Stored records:
* * * * *

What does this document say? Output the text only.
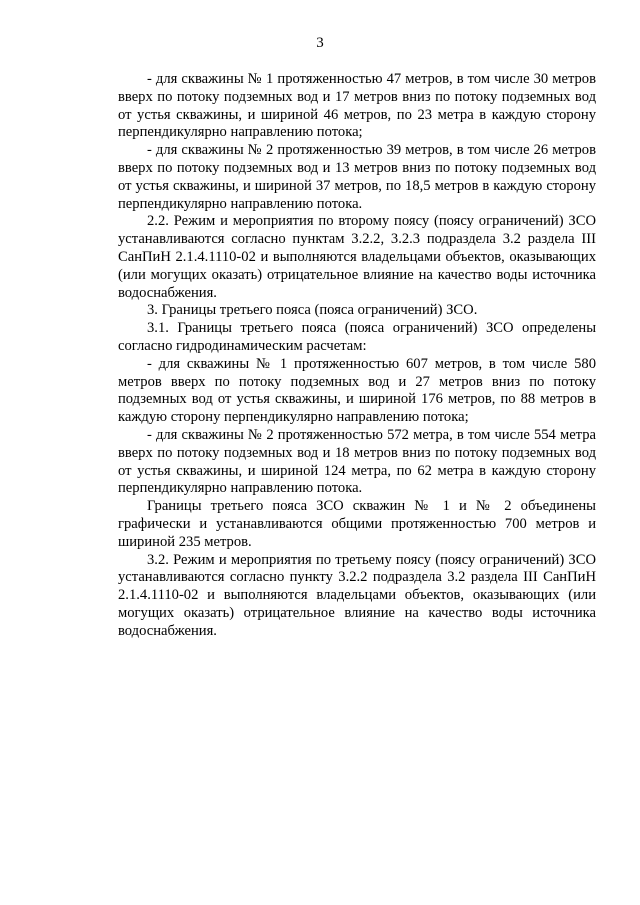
3

- для скважины № 1 протяженностью 47 метров, в том числе 30 метров вверх по потоку подземных вод и 17 метров вниз по потоку подземных вод от устья скважины, и шириной 46 метров, по 23 метра в каждую сторону перпендикулярно направлению потока;

- для скважины № 2 протяженностью 39 метров, в том числе 26 метров вверх по потоку подземных вод и 13 метров вниз по потоку подземных вод от устья скважины, и шириной 37 метров, по 18,5 метров в каждую сторону перпендикулярно направлению потока.

2.2. Режим и мероприятия по второму поясу (поясу ограничений) ЗСО устанавливаются согласно пунктам 3.2.2, 3.2.3 подраздела 3.2 раздела III СанПиН 2.1.4.1110-02 и выполняются владельцами объектов, оказывающих (или могущих оказать) отрицательное влияние на качество воды источника водоснабжения.

3. Границы третьего пояса (пояса ограничений) ЗСО.

3.1. Границы третьего пояса (пояса ограничений) ЗСО определены согласно гидродинамическим расчетам:

- для скважины № 1 протяженностью 607 метров, в том числе 580 метров вверх по потоку подземных вод и 27 метров вниз по потоку подземных вод от устья скважины, и шириной 176 метров, по 88 метров в каждую сторону перпендикулярно направлению потока;

- для скважины № 2 протяженностью 572 метра, в том числе 554 метра вверх по потоку подземных вод и 18 метров вниз по потоку подземных вод от устья скважины, и шириной 124 метра, по 62 метра в каждую сторону перпендикулярно направлению потока.

Границы третьего пояса ЗСО скважин № 1 и № 2 объединены графически и устанавливаются общими протяженностью 700 метров и шириной 235 метров.

3.2. Режим и мероприятия по третьему поясу (поясу ограничений) ЗСО устанавливаются согласно пункту 3.2.2 подраздела 3.2 раздела III СанПиН 2.1.4.1110-02 и выполняются владельцами объектов, оказывающих (или могущих оказать) отрицательное влияние на качество воды источника водоснабжения.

* * * * *

• **Problem to solve**: Your task is to transcribe all of the records precisely, with no images included.

• **Result of the exercise**:
What does this document say? Output the text only.
3

- для скважины № 1 протяженностью 47 метров, в том числе 30 метров вверх по потоку подземных вод и 17 метров вниз по потоку подземных вод от устья скважины, и шириной 46 метров, по 23 метра в каждую сторону перпендикулярно направлению потока;

- для скважины № 2 протяженностью 39 метров, в том числе 26 метров вверх по потоку подземных вод и 13 метров вниз по потоку подземных вод от устья скважины, и шириной 37 метров, по 18,5 метров в каждую сторону перпендикулярно направлению потока.

2.2. Режим и мероприятия по второму поясу (поясу ограничений) ЗСО устанавливаются согласно пунктам 3.2.2, 3.2.3 подраздела 3.2 раздела III СанПиН 2.1.4.1110-02 и выполняются владельцами объектов, оказывающих (или могущих оказать) отрицательное влияние на качество воды источника водоснабжения.

3. Границы третьего пояса (пояса ограничений) ЗСО.

3.1. Границы третьего пояса (пояса ограничений) ЗСО определены согласно гидродинамическим расчетам:

- для скважины № 1 протяженностью 607 метров, в том числе 580 метров вверх по потоку подземных вод и 27 метров вниз по потоку подземных вод от устья скважины, и шириной 176 метров, по 88 метров в каждую сторону перпендикулярно направлению потока;

- для скважины № 2 протяженностью 572 метра, в том числе 554 метра вверх по потоку подземных вод и 18 метров вниз по потоку подземных вод от устья скважины, и шириной 124 метра, по 62 метра в каждую сторону перпендикулярно направлению потока.

Границы третьего пояса ЗСО скважин № 1 и № 2 объединены графически и устанавливаются общими протяженностью 700 метров и шириной 235 метров.

3.2. Режим и мероприятия по третьему поясу (поясу ограничений) ЗСО устанавливаются согласно пункту 3.2.2 подраздела 3.2 раздела III СанПиН 2.1.4.1110-02 и выполняются владельцами объектов, оказывающих (или могущих оказать) отрицательное влияние на качество воды источника водоснабжения.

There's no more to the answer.